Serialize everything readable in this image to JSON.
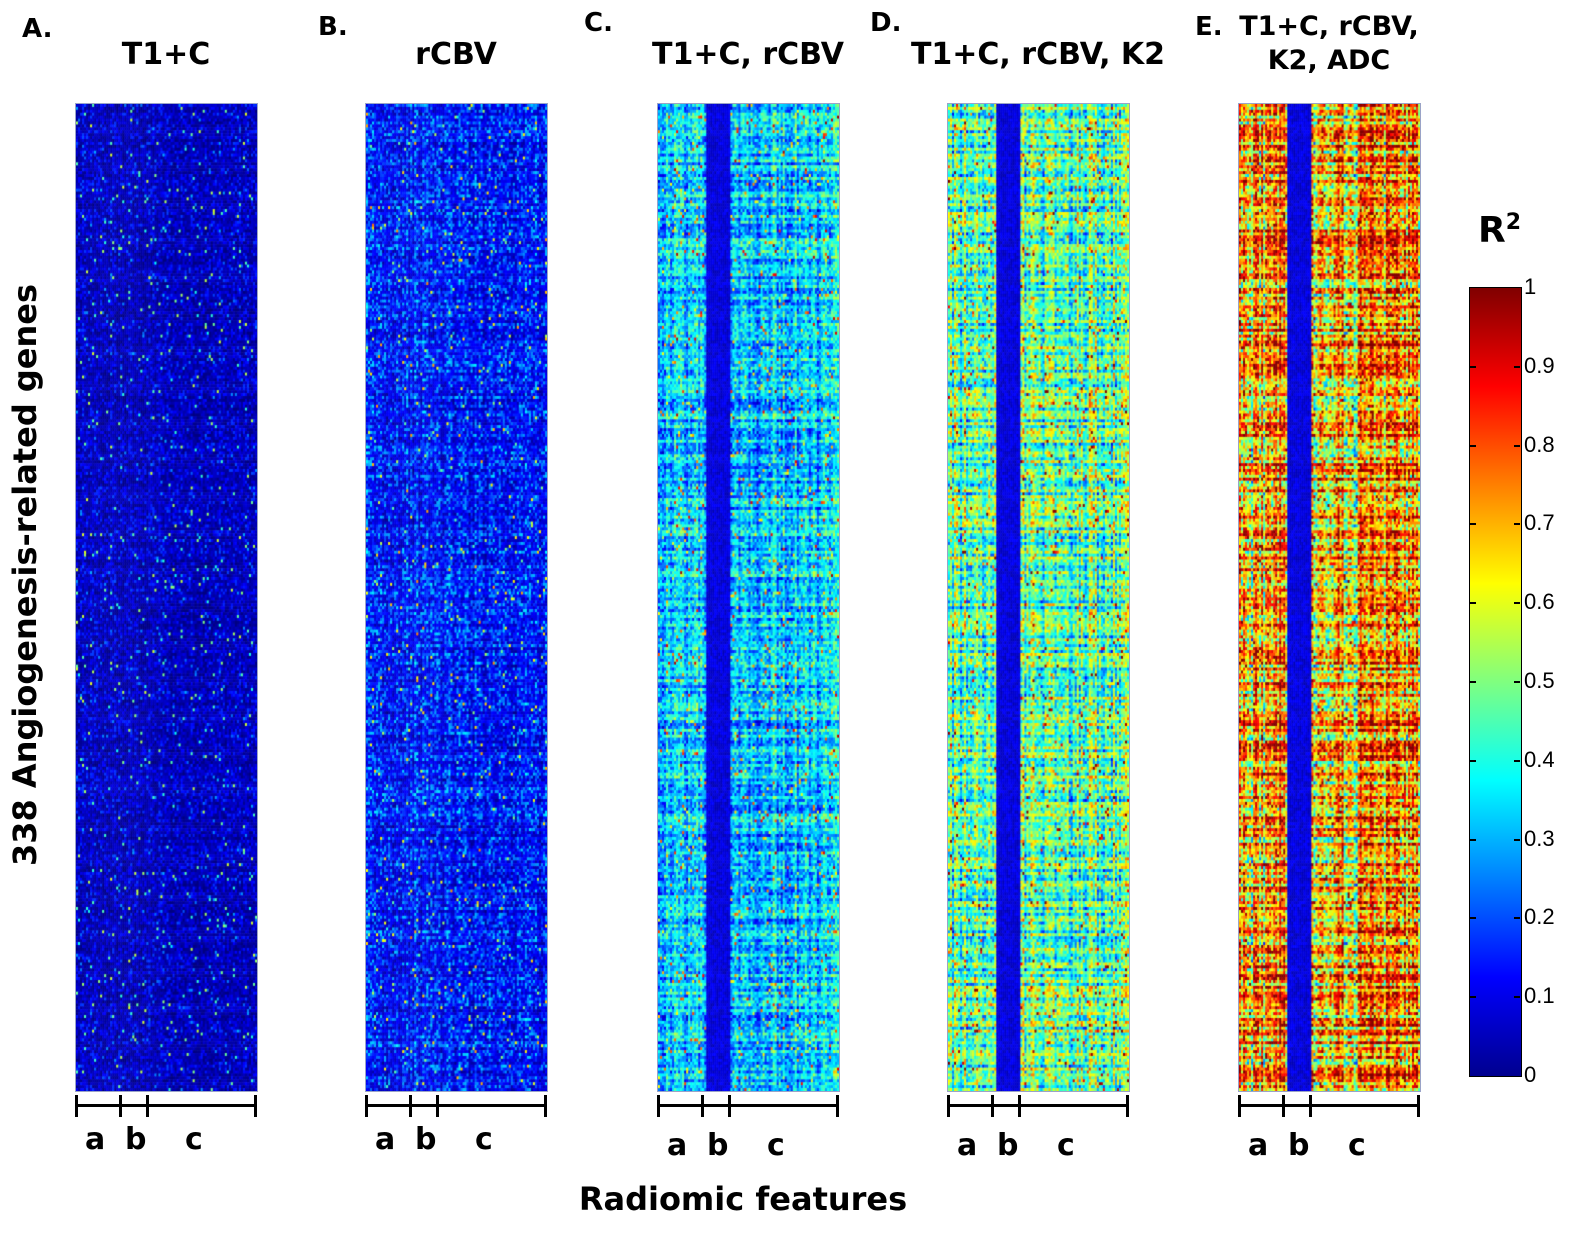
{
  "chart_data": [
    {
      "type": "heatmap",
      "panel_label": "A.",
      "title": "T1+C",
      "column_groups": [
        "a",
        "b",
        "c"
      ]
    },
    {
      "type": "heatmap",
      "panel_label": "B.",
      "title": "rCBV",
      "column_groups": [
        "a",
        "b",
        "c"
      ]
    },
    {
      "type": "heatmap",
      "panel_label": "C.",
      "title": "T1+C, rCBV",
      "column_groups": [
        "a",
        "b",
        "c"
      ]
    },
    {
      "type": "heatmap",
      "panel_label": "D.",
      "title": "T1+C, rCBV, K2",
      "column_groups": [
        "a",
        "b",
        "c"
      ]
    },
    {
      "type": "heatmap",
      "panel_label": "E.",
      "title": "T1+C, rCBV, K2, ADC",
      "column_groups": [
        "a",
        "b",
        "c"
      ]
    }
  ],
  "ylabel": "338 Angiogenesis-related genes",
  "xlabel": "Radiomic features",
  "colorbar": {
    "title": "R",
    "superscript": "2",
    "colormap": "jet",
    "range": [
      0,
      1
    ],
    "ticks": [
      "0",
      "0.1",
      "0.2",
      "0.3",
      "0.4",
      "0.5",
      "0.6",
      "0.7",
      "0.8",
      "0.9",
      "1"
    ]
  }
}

== Task goal ==
Print all of the records shown above exactly, leaving out each picture.

== Solved problem ==
Serialize everything readable in this image to JSON.
{
  "chart_data": [
    {
      "type": "heatmap",
      "panel_label": "A.",
      "title": "T1+C",
      "column_groups": [
        "a",
        "b",
        "c"
      ]
    },
    {
      "type": "heatmap",
      "panel_label": "B.",
      "title": "rCBV",
      "column_groups": [
        "a",
        "b",
        "c"
      ]
    },
    {
      "type": "heatmap",
      "panel_label": "C.",
      "title": "T1+C, rCBV",
      "column_groups": [
        "a",
        "b",
        "c"
      ]
    },
    {
      "type": "heatmap",
      "panel_label": "D.",
      "title": "T1+C, rCBV, K2",
      "column_groups": [
        "a",
        "b",
        "c"
      ]
    },
    {
      "type": "heatmap",
      "panel_label": "E.",
      "title": "T1+C, rCBV, K2, ADC",
      "column_groups": [
        "a",
        "b",
        "c"
      ]
    }
  ],
  "ylabel": "338 Angiogenesis-related genes",
  "xlabel": "Radiomic features",
  "colorbar": {
    "title": "R",
    "superscript": "2",
    "colormap": "jet",
    "range": [
      0,
      1
    ],
    "ticks": [
      "0",
      "0.1",
      "0.2",
      "0.3",
      "0.4",
      "0.5",
      "0.6",
      "0.7",
      "0.8",
      "0.9",
      "1"
    ]
  }
}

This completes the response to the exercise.